#### EXERCISE DESCRIPTION:
Find each line with the string "background" and report it.

#### STORED RECORDS:

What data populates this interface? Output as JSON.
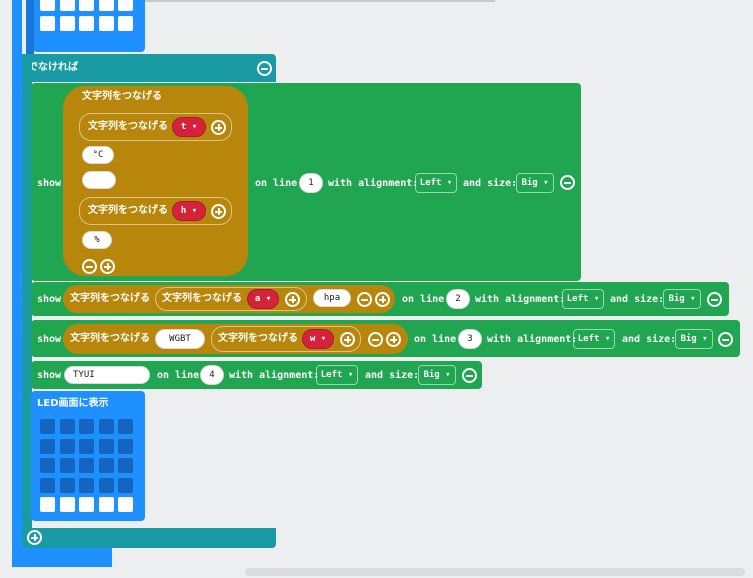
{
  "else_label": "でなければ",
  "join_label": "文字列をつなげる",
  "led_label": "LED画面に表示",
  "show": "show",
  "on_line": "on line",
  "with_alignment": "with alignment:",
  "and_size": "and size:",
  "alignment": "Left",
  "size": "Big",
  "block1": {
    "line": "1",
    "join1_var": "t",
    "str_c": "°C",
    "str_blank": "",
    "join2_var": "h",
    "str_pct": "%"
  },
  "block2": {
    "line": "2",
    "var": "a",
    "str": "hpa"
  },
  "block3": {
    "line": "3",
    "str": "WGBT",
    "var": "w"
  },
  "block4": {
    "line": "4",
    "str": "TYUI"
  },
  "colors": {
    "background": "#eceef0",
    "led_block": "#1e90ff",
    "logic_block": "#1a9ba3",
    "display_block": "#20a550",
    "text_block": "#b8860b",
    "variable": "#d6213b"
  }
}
...
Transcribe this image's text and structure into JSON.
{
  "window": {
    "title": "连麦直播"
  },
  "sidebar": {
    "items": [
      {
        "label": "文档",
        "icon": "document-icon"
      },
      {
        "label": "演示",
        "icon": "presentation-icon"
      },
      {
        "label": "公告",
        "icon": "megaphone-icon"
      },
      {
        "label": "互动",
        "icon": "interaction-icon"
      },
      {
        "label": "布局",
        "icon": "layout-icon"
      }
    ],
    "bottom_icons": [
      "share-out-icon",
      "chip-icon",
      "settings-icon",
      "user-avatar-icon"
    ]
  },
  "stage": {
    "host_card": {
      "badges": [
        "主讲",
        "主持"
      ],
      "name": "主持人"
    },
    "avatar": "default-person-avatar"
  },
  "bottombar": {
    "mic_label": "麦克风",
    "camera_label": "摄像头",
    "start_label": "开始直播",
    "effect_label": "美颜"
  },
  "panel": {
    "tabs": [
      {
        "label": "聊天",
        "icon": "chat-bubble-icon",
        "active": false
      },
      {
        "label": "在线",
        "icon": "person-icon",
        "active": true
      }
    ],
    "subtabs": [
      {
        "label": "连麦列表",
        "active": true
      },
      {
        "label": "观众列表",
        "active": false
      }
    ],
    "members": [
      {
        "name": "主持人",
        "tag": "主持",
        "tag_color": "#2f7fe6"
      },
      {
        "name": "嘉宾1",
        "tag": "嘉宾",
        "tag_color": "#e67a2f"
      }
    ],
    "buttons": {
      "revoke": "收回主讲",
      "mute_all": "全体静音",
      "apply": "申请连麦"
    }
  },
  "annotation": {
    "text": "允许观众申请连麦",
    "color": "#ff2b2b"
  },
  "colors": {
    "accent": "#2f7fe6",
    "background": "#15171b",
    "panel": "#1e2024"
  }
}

#### EXPECTED OUTPUT:
    "background": "#eceef0",
    "background": "#15171b",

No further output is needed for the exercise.